Exercise description: Find how many lines of the listing below include the word "Submissions", then report the number by itself.

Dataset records

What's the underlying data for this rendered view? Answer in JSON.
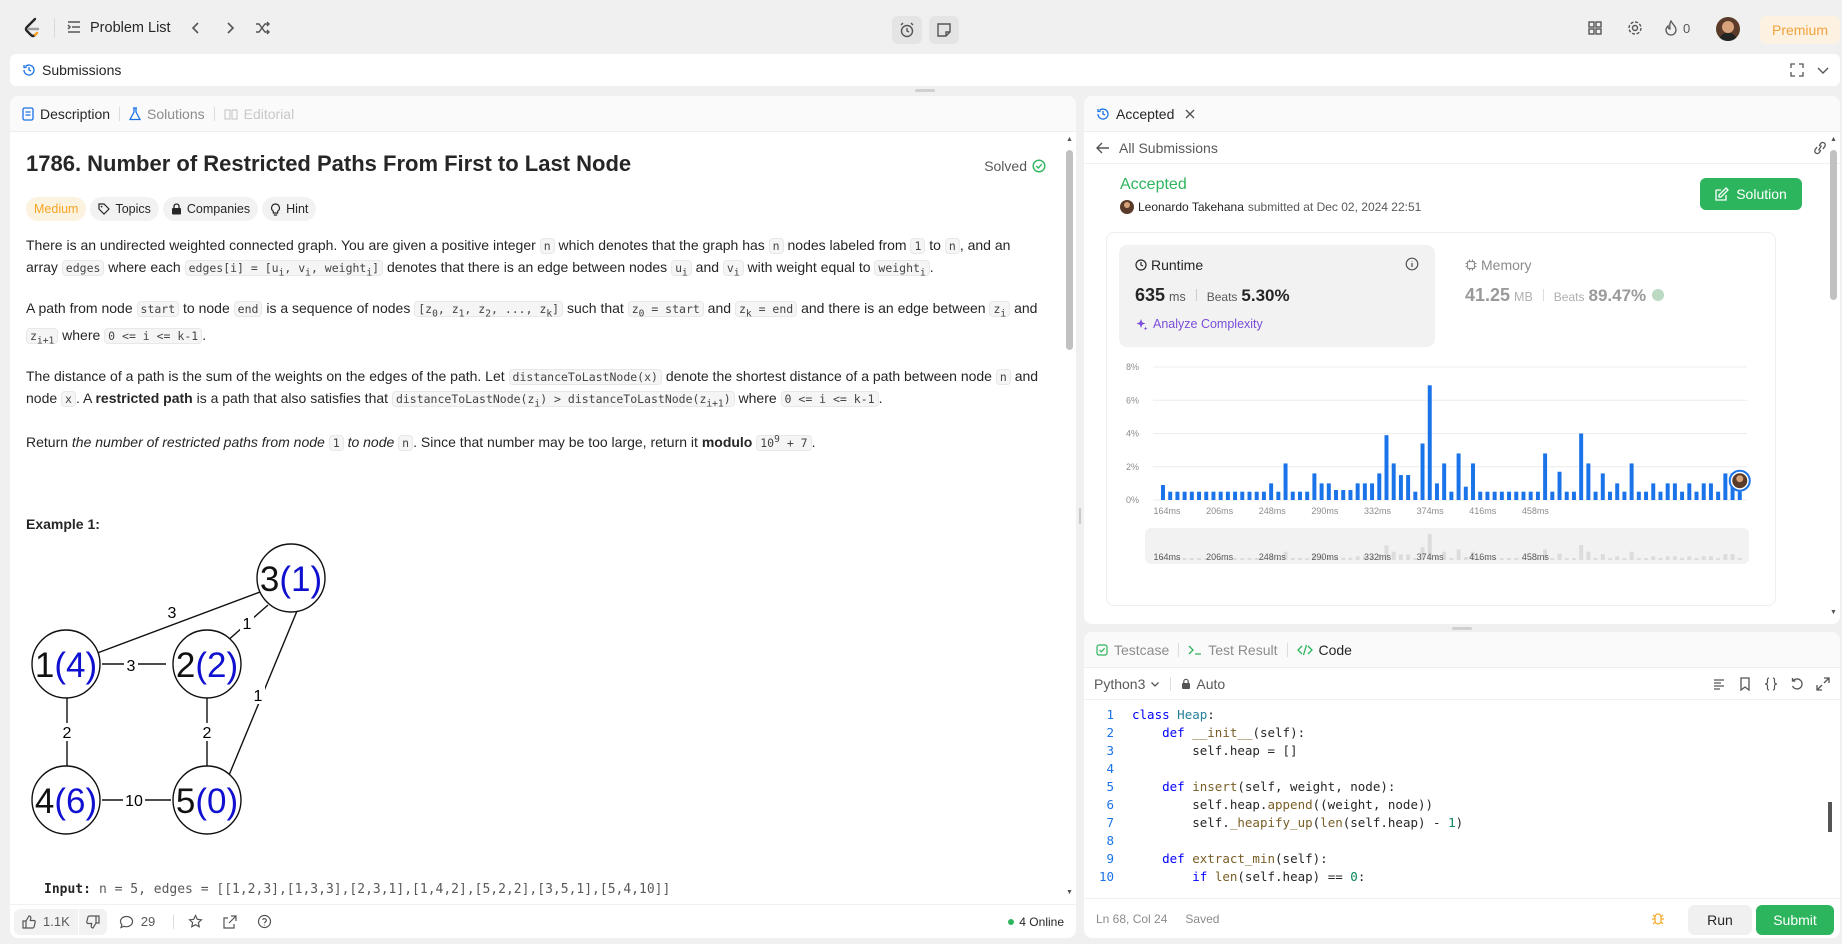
{
  "topbar": {
    "problem_list": "Problem List",
    "fire_count": "0",
    "premium": "Premium"
  },
  "subbar": {
    "title": "Submissions"
  },
  "left": {
    "tabs": {
      "description": "Description",
      "solutions": "Solutions",
      "editorial": "Editorial"
    },
    "title": "1786. Number of Restricted Paths From First to Last Node",
    "solved": "Solved",
    "tags": {
      "difficulty": "Medium",
      "topics": "Topics",
      "companies": "Companies",
      "hint": "Hint"
    },
    "example_heading": "Example 1:",
    "input_label": "Input:",
    "input_value": "n = 5, edges = [[1,2,3],[1,3,3],[2,3,1],[1,4,2],[5,2,2],[3,5,1],[5,4,10]]",
    "graph": {
      "nodes": [
        {
          "label": "1",
          "dist": "(4)"
        },
        {
          "label": "2",
          "dist": "(2)"
        },
        {
          "label": "3",
          "dist": "(1)"
        },
        {
          "label": "4",
          "dist": "(6)"
        },
        {
          "label": "5",
          "dist": "(0)"
        }
      ],
      "edge_weights": {
        "e13": "3",
        "e12": "3",
        "e23": "1",
        "e14": "2",
        "e25": "2",
        "e35": "1",
        "e45": "10"
      }
    },
    "footer": {
      "likes": "1.1K",
      "comments": "29",
      "online": "4 Online"
    }
  },
  "right": {
    "tab_label": "Accepted",
    "back_label": "All Submissions",
    "status": "Accepted",
    "user": "Leonardo Takehana",
    "submitted_text": "submitted at Dec 02, 2024 22:51",
    "solution_btn": "Solution",
    "runtime": {
      "label": "Runtime",
      "value": "635",
      "unit": "ms",
      "beats_label": "Beats",
      "beats": "5.30%"
    },
    "memory": {
      "label": "Memory",
      "value": "41.25",
      "unit": "MB",
      "beats_label": "Beats",
      "beats": "89.47%"
    },
    "analyze": "Analyze Complexity",
    "colors": {
      "accent_green": "#2db55d",
      "bar_blue": "#1a73e8",
      "analyze_purple": "#7b4ddb"
    }
  },
  "chart_data": {
    "type": "bar",
    "ylabel_ticks": [
      "0%",
      "2%",
      "4%",
      "6%",
      "8%"
    ],
    "ylim": [
      0,
      8
    ],
    "xtick_labels": [
      "164ms",
      "206ms",
      "248ms",
      "290ms",
      "332ms",
      "374ms",
      "416ms",
      "458ms"
    ],
    "values": [
      0.9,
      0.5,
      0.5,
      0.5,
      0.5,
      0.5,
      0.5,
      0.5,
      0.5,
      0.5,
      0.5,
      0.5,
      0.5,
      0.5,
      0.5,
      1.0,
      0.5,
      2.2,
      0.5,
      0.5,
      0.5,
      1.6,
      1.0,
      1.0,
      0.6,
      0.6,
      0.6,
      1.0,
      1.0,
      1.0,
      1.6,
      3.9,
      2.2,
      1.5,
      1.5,
      0.5,
      3.4,
      6.9,
      1.0,
      2.2,
      0.5,
      2.8,
      0.8,
      2.2,
      0.5,
      0.5,
      0.5,
      0.5,
      0.5,
      0.5,
      0.5,
      0.5,
      0.5,
      2.8,
      0.5,
      1.7,
      0.5,
      0.5,
      4.0,
      2.2,
      0.5,
      1.6,
      0.5,
      1.0,
      0.5,
      2.2,
      0.5,
      0.5,
      1.0,
      0.5,
      1.0,
      1.0,
      0.5,
      1.0,
      0.5,
      1.0,
      1.0,
      0.5,
      1.6,
      1.6,
      0.5
    ],
    "highlight_index": 80
  },
  "code": {
    "tabs": {
      "testcase": "Testcase",
      "result": "Test Result",
      "code": "Code"
    },
    "language": "Python3",
    "auto": "Auto",
    "lines": [
      "class Heap:",
      "    def __init__(self):",
      "        self.heap = []",
      "",
      "    def insert(self, weight, node):",
      "        self.heap.append((weight, node))",
      "        self._heapify_up(len(self.heap) - 1)",
      "",
      "    def extract_min(self):",
      "        if len(self.heap) == 0:"
    ],
    "status": "Ln 68, Col 24",
    "saved": "Saved",
    "run": "Run",
    "submit": "Submit"
  }
}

Response to the exercise: 2